- BRIEF
Scan the lines below for the word "this". Copy each line you find it in.

Records from a dataset:
--------------------------------------------------

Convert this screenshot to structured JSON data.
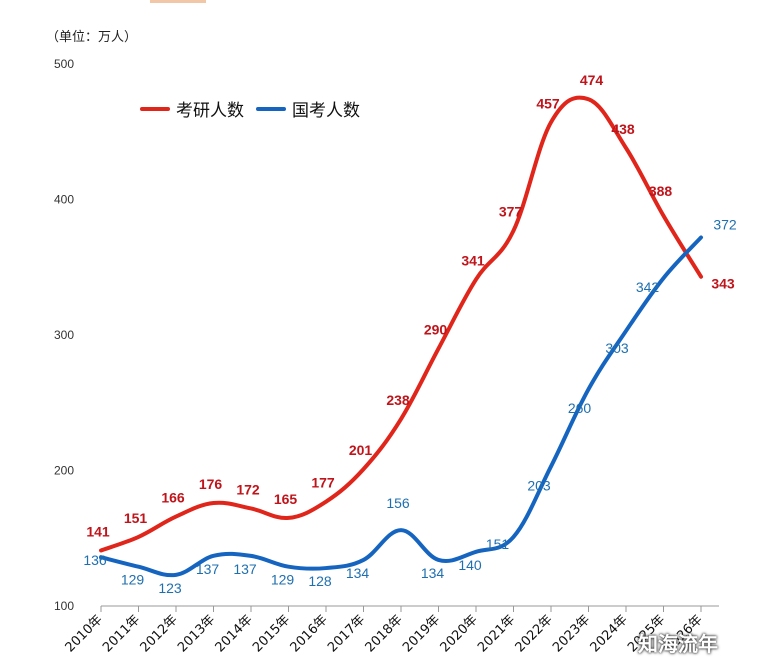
{
  "unit_label": "（单位：万人）",
  "watermark": "知海流年",
  "chart_data": {
    "type": "line",
    "categories": [
      "2010年",
      "2011年",
      "2012年",
      "2013年",
      "2014年",
      "2015年",
      "2016年",
      "2017年",
      "2018年",
      "2019年",
      "2020年",
      "2021年",
      "2022年",
      "2023年",
      "2024年",
      "2025年",
      "2026年"
    ],
    "ylim": [
      100,
      500
    ],
    "yticks": [
      100,
      200,
      300,
      400,
      500
    ],
    "grid": false,
    "legend_position": "top-left",
    "series": [
      {
        "name": "考研人数",
        "color": "#e0251b",
        "label_color": "#c0141b",
        "values": [
          141,
          151,
          166,
          176,
          172,
          165,
          177,
          201,
          238,
          290,
          341,
          377,
          457,
          474,
          438,
          388,
          343
        ]
      },
      {
        "name": "国考人数",
        "color": "#1565c0",
        "label_color": "#1e6fb0",
        "values": [
          136,
          129,
          123,
          137,
          137,
          129,
          128,
          134,
          156,
          134,
          140,
          151,
          203,
          260,
          303,
          342,
          372
        ]
      }
    ]
  }
}
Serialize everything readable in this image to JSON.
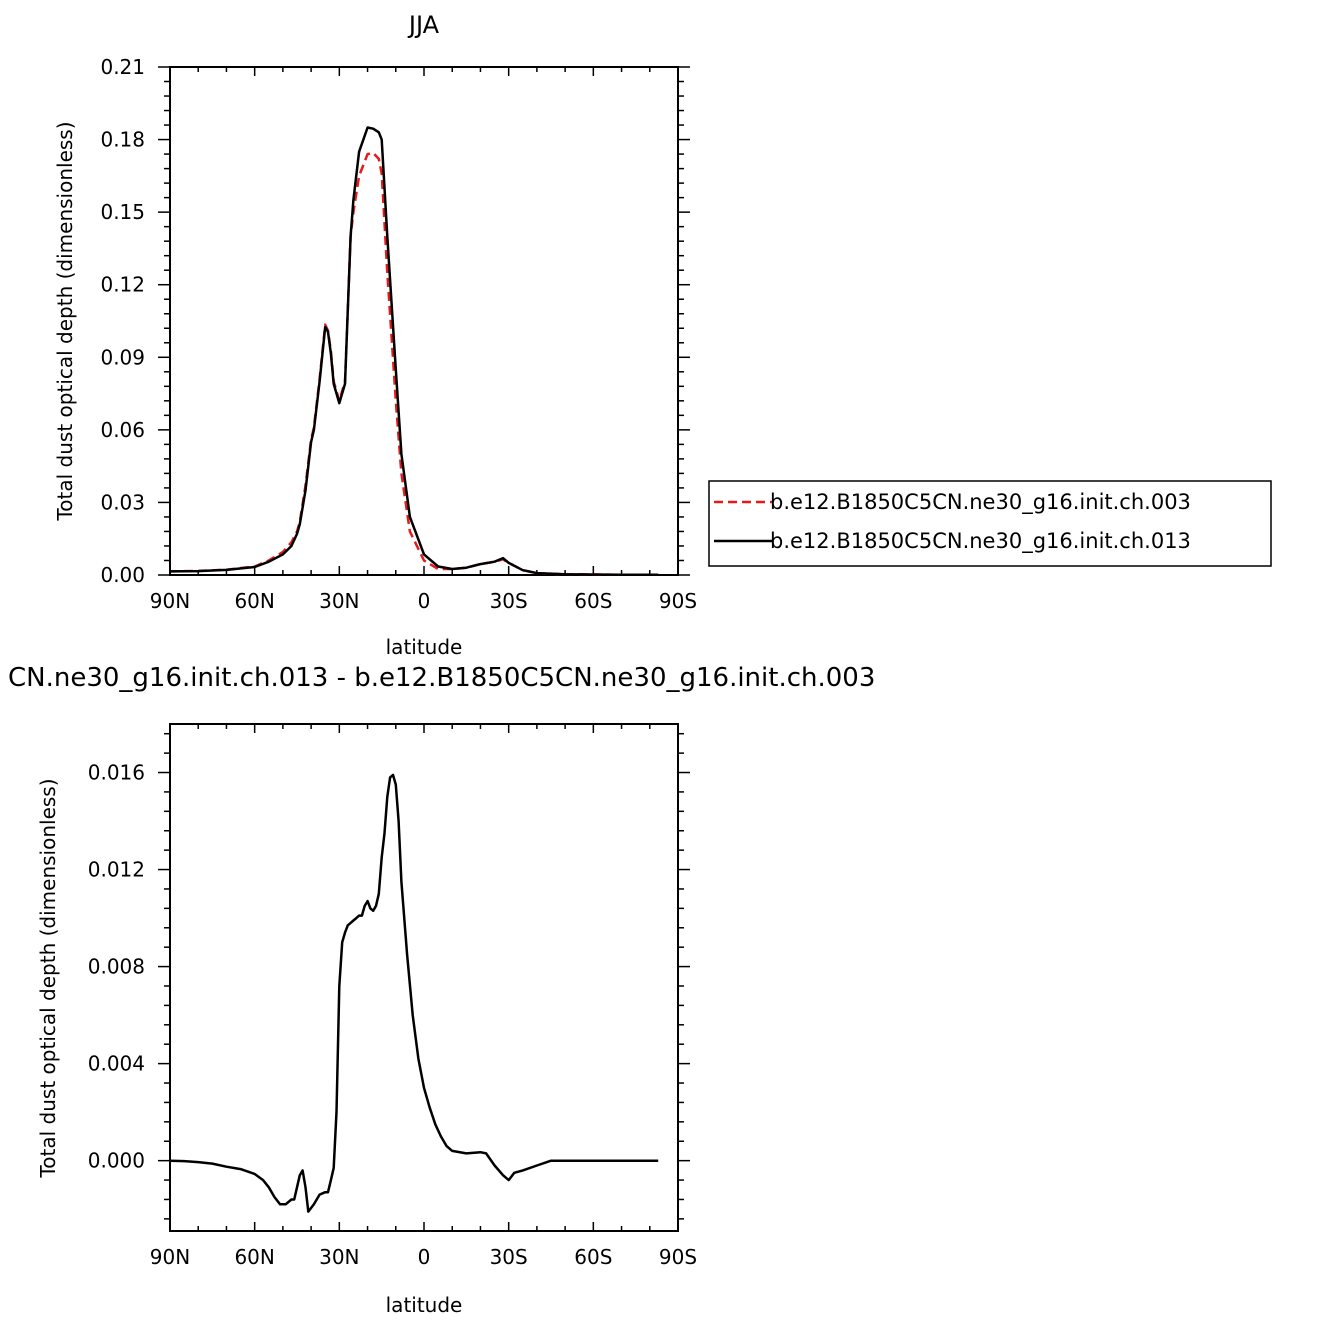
{
  "chart_data": [
    {
      "type": "line",
      "title": "JJA",
      "xlabel": "latitude",
      "ylabel": "Total dust optical depth (dimensionless)",
      "xlim": [
        90,
        -90
      ],
      "ylim": [
        0,
        0.21
      ],
      "xticks": [
        {
          "value": 90,
          "label": "90N"
        },
        {
          "value": 60,
          "label": "60N"
        },
        {
          "value": 30,
          "label": "30N"
        },
        {
          "value": 0,
          "label": "0"
        },
        {
          "value": -30,
          "label": "30S"
        },
        {
          "value": -60,
          "label": "60S"
        },
        {
          "value": -90,
          "label": "90S"
        }
      ],
      "yticks": [
        {
          "value": 0,
          "label": "0.00"
        },
        {
          "value": 0.03,
          "label": "0.03"
        },
        {
          "value": 0.06,
          "label": "0.06"
        },
        {
          "value": 0.09,
          "label": "0.09"
        },
        {
          "value": 0.12,
          "label": "0.12"
        },
        {
          "value": 0.15,
          "label": "0.15"
        },
        {
          "value": 0.18,
          "label": "0.18"
        },
        {
          "value": 0.21,
          "label": "0.21"
        }
      ],
      "legend_placement": "right",
      "series": [
        {
          "name": "b.e12.B1850C5CN.ne30_g16.init.ch.003",
          "color": "#e41a1c",
          "dash": "dashed",
          "x": [
            90,
            80,
            70,
            60,
            55,
            50,
            47,
            45,
            44,
            42,
            40,
            39,
            37,
            35,
            34,
            33,
            32,
            30,
            28,
            26,
            25,
            23,
            20,
            18,
            16,
            15,
            13,
            10,
            8,
            5,
            0,
            -5,
            -10,
            -15,
            -20,
            -25,
            -28,
            -30,
            -35,
            -40,
            -50,
            -60,
            -70,
            -80,
            -83
          ],
          "y": [
            0.0015,
            0.0017,
            0.0022,
            0.0035,
            0.006,
            0.0095,
            0.0135,
            0.018,
            0.022,
            0.037,
            0.056,
            0.061,
            0.081,
            0.1035,
            0.101,
            0.0925,
            0.08,
            0.072,
            0.08,
            0.14,
            0.15,
            0.165,
            0.174,
            0.1745,
            0.172,
            0.166,
            0.125,
            0.072,
            0.042,
            0.018,
            0.006,
            0.0025,
            0.0025,
            0.003,
            0.0045,
            0.0055,
            0.0065,
            0.005,
            0.002,
            0.0008,
            0.0003,
            0.0002,
            0.0001,
            0.0001,
            0.0001
          ]
        },
        {
          "name": "b.e12.B1850C5CN.ne30_g16.init.ch.013",
          "color": "#000000",
          "dash": "solid",
          "x": [
            90,
            80,
            70,
            60,
            55,
            50,
            47,
            45,
            44,
            42,
            40,
            39,
            37,
            35,
            34,
            33,
            32,
            30,
            28,
            26,
            25,
            23,
            20,
            18,
            16,
            15,
            13,
            10,
            8,
            5,
            0,
            -5,
            -10,
            -15,
            -20,
            -25,
            -28,
            -30,
            -35,
            -40,
            -50,
            -60,
            -70,
            -80,
            -83
          ],
          "y": [
            0.0015,
            0.0016,
            0.0021,
            0.0033,
            0.0055,
            0.0085,
            0.012,
            0.017,
            0.021,
            0.035,
            0.055,
            0.06,
            0.08,
            0.1025,
            0.1005,
            0.0915,
            0.079,
            0.071,
            0.079,
            0.14,
            0.155,
            0.175,
            0.185,
            0.1845,
            0.183,
            0.18,
            0.14,
            0.085,
            0.05,
            0.024,
            0.0085,
            0.0035,
            0.0025,
            0.003,
            0.0045,
            0.0055,
            0.007,
            0.005,
            0.002,
            0.0008,
            0.0003,
            0.0002,
            0.0001,
            0.0001,
            0.0001
          ]
        }
      ]
    },
    {
      "type": "line",
      "title": "CN.ne30_g16.init.ch.013 - b.e12.B1850C5CN.ne30_g16.init.ch.003",
      "xlabel": "latitude",
      "ylabel": "Total dust optical depth (dimensionless)",
      "xlim": [
        90,
        -90
      ],
      "ylim": [
        -0.0029,
        0.018
      ],
      "xticks": [
        {
          "value": 90,
          "label": "90N"
        },
        {
          "value": 60,
          "label": "60N"
        },
        {
          "value": 30,
          "label": "30N"
        },
        {
          "value": 0,
          "label": "0"
        },
        {
          "value": -30,
          "label": "30S"
        },
        {
          "value": -60,
          "label": "60S"
        },
        {
          "value": -90,
          "label": "90S"
        }
      ],
      "yticks": [
        {
          "value": 0,
          "label": "0.000"
        },
        {
          "value": 0.004,
          "label": "0.004"
        },
        {
          "value": 0.008,
          "label": "0.008"
        },
        {
          "value": 0.012,
          "label": "0.012"
        },
        {
          "value": 0.016,
          "label": "0.016"
        }
      ],
      "series": [
        {
          "color": "#000000",
          "dash": "solid",
          "x": [
            90,
            85,
            80,
            75,
            70,
            65,
            60,
            57,
            55,
            53,
            51,
            49,
            47,
            46,
            45,
            44,
            43,
            42,
            41,
            39,
            37,
            35,
            34,
            33,
            32,
            31,
            30,
            29,
            28,
            27,
            26,
            25,
            24,
            23,
            22,
            21,
            20,
            19,
            18,
            17,
            16,
            15,
            14,
            13,
            12,
            11,
            10,
            9,
            8,
            6,
            4,
            2,
            0,
            -2,
            -4,
            -6,
            -8,
            -10,
            -15,
            -20,
            -22,
            -25,
            -28,
            -30,
            -32,
            -35,
            -40,
            -45,
            -50,
            -60,
            -70,
            -80,
            -83
          ],
          "y": [
            0,
            -2e-05,
            -6e-05,
            -0.00012,
            -0.00025,
            -0.00035,
            -0.00055,
            -0.0008,
            -0.0011,
            -0.0015,
            -0.0018,
            -0.0018,
            -0.0016,
            -0.0016,
            -0.0011,
            -0.0006,
            -0.0004,
            -0.0011,
            -0.0021,
            -0.0018,
            -0.0014,
            -0.0013,
            -0.0013,
            -0.0008,
            -0.0003,
            0.002,
            0.0072,
            0.009,
            0.0094,
            0.0097,
            0.0098,
            0.0099,
            0.01,
            0.0101,
            0.0101,
            0.0105,
            0.0107,
            0.0104,
            0.0103,
            0.0105,
            0.011,
            0.0125,
            0.0135,
            0.015,
            0.0158,
            0.0159,
            0.0155,
            0.014,
            0.0115,
            0.0085,
            0.006,
            0.0042,
            0.003,
            0.0022,
            0.0015,
            0.001,
            0.0006,
            0.0004,
            0.0003,
            0.00035,
            0.0003,
            -0.0002,
            -0.0006,
            -0.0008,
            -0.0005,
            -0.0004,
            -0.0002,
            0,
            0,
            0,
            0,
            0,
            0
          ]
        }
      ]
    }
  ]
}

--------------------------------------------------

- SOLUTION
Convert this screenshot to structured JSON data.
Serialize everything readable in this image to JSON.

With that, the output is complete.